## [THE REQUEST]
Copy the records below exactly as they are written.

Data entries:
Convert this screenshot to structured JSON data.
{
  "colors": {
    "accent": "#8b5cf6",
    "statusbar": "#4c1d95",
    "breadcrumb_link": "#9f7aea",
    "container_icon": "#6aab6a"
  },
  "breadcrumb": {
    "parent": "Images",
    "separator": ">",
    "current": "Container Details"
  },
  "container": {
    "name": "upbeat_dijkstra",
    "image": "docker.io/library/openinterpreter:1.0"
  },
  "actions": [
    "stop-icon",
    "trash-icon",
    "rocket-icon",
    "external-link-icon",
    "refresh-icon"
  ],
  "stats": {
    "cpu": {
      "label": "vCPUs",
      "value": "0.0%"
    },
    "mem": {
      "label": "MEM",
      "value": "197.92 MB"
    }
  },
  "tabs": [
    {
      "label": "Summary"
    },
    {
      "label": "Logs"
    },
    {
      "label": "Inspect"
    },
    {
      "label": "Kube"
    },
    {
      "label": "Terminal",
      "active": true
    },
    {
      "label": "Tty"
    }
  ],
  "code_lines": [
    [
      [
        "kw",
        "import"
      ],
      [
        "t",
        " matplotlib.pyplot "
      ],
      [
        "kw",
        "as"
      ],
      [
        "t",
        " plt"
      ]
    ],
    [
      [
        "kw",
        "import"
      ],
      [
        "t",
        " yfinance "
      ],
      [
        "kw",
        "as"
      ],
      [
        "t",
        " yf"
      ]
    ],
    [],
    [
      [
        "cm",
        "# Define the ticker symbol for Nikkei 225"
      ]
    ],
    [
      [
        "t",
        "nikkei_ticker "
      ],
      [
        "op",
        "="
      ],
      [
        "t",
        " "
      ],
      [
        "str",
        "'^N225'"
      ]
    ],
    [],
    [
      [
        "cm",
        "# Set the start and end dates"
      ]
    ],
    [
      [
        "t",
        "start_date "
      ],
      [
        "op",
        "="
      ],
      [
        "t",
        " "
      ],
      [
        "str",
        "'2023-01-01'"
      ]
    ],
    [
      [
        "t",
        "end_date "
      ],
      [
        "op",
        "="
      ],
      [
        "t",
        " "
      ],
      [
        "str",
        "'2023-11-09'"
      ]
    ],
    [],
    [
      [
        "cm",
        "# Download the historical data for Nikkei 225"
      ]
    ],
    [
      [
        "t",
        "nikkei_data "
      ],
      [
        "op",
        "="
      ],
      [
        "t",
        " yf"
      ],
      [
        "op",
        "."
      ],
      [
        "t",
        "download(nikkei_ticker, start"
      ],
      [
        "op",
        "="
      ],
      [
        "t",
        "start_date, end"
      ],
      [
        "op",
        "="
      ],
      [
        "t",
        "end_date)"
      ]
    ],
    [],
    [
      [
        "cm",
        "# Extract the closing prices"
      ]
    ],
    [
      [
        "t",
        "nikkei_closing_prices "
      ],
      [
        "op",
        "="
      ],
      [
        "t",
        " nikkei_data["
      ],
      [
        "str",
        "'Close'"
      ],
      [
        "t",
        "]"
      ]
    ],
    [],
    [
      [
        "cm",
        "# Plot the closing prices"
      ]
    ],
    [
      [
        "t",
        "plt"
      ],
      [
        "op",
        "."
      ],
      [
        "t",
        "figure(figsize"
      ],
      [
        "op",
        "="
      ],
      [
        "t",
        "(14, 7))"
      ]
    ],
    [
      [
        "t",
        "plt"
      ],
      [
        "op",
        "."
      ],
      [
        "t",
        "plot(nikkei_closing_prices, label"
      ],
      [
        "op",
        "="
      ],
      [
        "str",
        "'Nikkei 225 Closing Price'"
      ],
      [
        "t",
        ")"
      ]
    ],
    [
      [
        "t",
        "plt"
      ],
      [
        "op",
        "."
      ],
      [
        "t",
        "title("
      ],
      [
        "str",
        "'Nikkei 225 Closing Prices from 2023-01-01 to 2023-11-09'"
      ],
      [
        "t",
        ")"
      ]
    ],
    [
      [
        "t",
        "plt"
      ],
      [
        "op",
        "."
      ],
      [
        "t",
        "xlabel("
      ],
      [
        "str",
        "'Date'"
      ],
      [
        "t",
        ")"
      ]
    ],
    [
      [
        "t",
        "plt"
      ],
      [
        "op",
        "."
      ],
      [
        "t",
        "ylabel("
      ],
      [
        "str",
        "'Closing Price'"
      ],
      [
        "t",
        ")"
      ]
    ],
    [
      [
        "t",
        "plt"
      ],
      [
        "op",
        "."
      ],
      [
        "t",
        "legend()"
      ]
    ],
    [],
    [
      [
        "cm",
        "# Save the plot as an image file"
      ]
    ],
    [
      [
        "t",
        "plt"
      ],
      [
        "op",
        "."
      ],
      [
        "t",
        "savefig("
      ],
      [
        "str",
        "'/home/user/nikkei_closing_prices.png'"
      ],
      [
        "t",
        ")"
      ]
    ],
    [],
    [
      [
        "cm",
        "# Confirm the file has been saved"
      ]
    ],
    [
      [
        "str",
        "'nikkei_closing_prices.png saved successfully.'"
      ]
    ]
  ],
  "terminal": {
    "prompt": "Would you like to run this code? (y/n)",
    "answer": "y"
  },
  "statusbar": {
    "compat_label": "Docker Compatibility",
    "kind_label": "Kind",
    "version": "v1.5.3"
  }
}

## [ANSWER]
Convert this screenshot to structured JSON data.
{
  "colors": {
    "accent": "#8b5cf6",
    "statusbar": "#4c1d95",
    "breadcrumb_link": "#9f7aea",
    "container_icon": "#6aab6a"
  },
  "breadcrumb": {
    "parent": "Images",
    "separator": ">",
    "current": "Container Details"
  },
  "container": {
    "name": "upbeat_dijkstra",
    "image": "docker.io/library/openinterpreter:1.0"
  },
  "actions": [
    "stop-icon",
    "trash-icon",
    "rocket-icon",
    "external-link-icon",
    "refresh-icon"
  ],
  "stats": {
    "cpu": {
      "label": "vCPUs",
      "value": "0.0%"
    },
    "mem": {
      "label": "MEM",
      "value": "197.92 MB"
    }
  },
  "tabs": [
    {
      "label": "Summary"
    },
    {
      "label": "Logs"
    },
    {
      "label": "Inspect"
    },
    {
      "label": "Kube"
    },
    {
      "label": "Terminal",
      "active": true
    },
    {
      "label": "Tty"
    }
  ],
  "code_lines": [
    [
      [
        "kw",
        "import"
      ],
      [
        "t",
        " matplotlib.pyplot "
      ],
      [
        "kw",
        "as"
      ],
      [
        "t",
        " plt"
      ]
    ],
    [
      [
        "kw",
        "import"
      ],
      [
        "t",
        " yfinance "
      ],
      [
        "kw",
        "as"
      ],
      [
        "t",
        " yf"
      ]
    ],
    [],
    [
      [
        "cm",
        "# Define the ticker symbol for Nikkei 225"
      ]
    ],
    [
      [
        "t",
        "nikkei_ticker "
      ],
      [
        "op",
        "="
      ],
      [
        "t",
        " "
      ],
      [
        "str",
        "'^N225'"
      ]
    ],
    [],
    [
      [
        "cm",
        "# Set the start and end dates"
      ]
    ],
    [
      [
        "t",
        "start_date "
      ],
      [
        "op",
        "="
      ],
      [
        "t",
        " "
      ],
      [
        "str",
        "'2023-01-01'"
      ]
    ],
    [
      [
        "t",
        "end_date "
      ],
      [
        "op",
        "="
      ],
      [
        "t",
        " "
      ],
      [
        "str",
        "'2023-11-09'"
      ]
    ],
    [],
    [
      [
        "cm",
        "# Download the historical data for Nikkei 225"
      ]
    ],
    [
      [
        "t",
        "nikkei_data "
      ],
      [
        "op",
        "="
      ],
      [
        "t",
        " yf"
      ],
      [
        "op",
        "."
      ],
      [
        "t",
        "download(nikkei_ticker, start"
      ],
      [
        "op",
        "="
      ],
      [
        "t",
        "start_date, end"
      ],
      [
        "op",
        "="
      ],
      [
        "t",
        "end_date)"
      ]
    ],
    [],
    [
      [
        "cm",
        "# Extract the closing prices"
      ]
    ],
    [
      [
        "t",
        "nikkei_closing_prices "
      ],
      [
        "op",
        "="
      ],
      [
        "t",
        " nikkei_data["
      ],
      [
        "str",
        "'Close'"
      ],
      [
        "t",
        "]"
      ]
    ],
    [],
    [
      [
        "cm",
        "# Plot the closing prices"
      ]
    ],
    [
      [
        "t",
        "plt"
      ],
      [
        "op",
        "."
      ],
      [
        "t",
        "figure(figsize"
      ],
      [
        "op",
        "="
      ],
      [
        "t",
        "(14, 7))"
      ]
    ],
    [
      [
        "t",
        "plt"
      ],
      [
        "op",
        "."
      ],
      [
        "t",
        "plot(nikkei_closing_prices, label"
      ],
      [
        "op",
        "="
      ],
      [
        "str",
        "'Nikkei 225 Closing Price'"
      ],
      [
        "t",
        ")"
      ]
    ],
    [
      [
        "t",
        "plt"
      ],
      [
        "op",
        "."
      ],
      [
        "t",
        "title("
      ],
      [
        "str",
        "'Nikkei 225 Closing Prices from 2023-01-01 to 2023-11-09'"
      ],
      [
        "t",
        ")"
      ]
    ],
    [
      [
        "t",
        "plt"
      ],
      [
        "op",
        "."
      ],
      [
        "t",
        "xlabel("
      ],
      [
        "str",
        "'Date'"
      ],
      [
        "t",
        ")"
      ]
    ],
    [
      [
        "t",
        "plt"
      ],
      [
        "op",
        "."
      ],
      [
        "t",
        "ylabel("
      ],
      [
        "str",
        "'Closing Price'"
      ],
      [
        "t",
        ")"
      ]
    ],
    [
      [
        "t",
        "plt"
      ],
      [
        "op",
        "."
      ],
      [
        "t",
        "legend()"
      ]
    ],
    [],
    [
      [
        "cm",
        "# Save the plot as an image file"
      ]
    ],
    [
      [
        "t",
        "plt"
      ],
      [
        "op",
        "."
      ],
      [
        "t",
        "savefig("
      ],
      [
        "str",
        "'/home/user/nikkei_closing_prices.png'"
      ],
      [
        "t",
        ")"
      ]
    ],
    [],
    [
      [
        "cm",
        "# Confirm the file has been saved"
      ]
    ],
    [
      [
        "str",
        "'nikkei_closing_prices.png saved successfully.'"
      ]
    ]
  ],
  "terminal": {
    "prompt": "Would you like to run this code? (y/n)",
    "answer": "y"
  },
  "statusbar": {
    "compat_label": "Docker Compatibility",
    "kind_label": "Kind",
    "version": "v1.5.3"
  }
}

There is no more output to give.